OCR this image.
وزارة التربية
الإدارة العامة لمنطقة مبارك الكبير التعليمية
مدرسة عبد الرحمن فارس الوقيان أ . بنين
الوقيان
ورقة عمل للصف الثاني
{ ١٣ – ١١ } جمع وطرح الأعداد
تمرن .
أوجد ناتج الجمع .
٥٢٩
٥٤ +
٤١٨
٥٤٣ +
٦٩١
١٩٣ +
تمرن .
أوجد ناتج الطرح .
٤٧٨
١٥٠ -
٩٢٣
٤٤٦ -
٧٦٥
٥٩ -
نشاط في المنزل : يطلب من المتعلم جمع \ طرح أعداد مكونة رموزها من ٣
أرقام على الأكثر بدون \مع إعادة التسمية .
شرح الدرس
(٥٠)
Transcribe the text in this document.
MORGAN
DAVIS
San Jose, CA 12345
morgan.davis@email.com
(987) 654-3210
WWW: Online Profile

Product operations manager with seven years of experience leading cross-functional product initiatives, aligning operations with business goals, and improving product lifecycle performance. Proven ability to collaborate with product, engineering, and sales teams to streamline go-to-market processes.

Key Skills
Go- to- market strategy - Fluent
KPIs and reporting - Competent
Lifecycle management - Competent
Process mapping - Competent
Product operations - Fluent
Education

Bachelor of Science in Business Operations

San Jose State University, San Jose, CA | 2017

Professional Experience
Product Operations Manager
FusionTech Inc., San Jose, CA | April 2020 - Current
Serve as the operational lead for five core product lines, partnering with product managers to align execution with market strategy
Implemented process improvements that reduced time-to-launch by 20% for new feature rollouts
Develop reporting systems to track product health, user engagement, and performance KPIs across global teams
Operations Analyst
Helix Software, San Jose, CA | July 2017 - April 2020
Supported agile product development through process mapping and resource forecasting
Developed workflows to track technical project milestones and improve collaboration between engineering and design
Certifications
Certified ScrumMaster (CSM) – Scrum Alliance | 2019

Task details: Gather up every line from the listing above in which the word "engineering" occurs.

Exercise response:
Product operations manager with seven years of experience leading cross-functional product initiatives, aligning operations with business goals, and improving product lifecycle performance. Proven ability to collaborate with product, engineering, and sales teams to streamline go-to-market processes.
Developed workflows to track technical project milestones and improve collaboration between engineering and design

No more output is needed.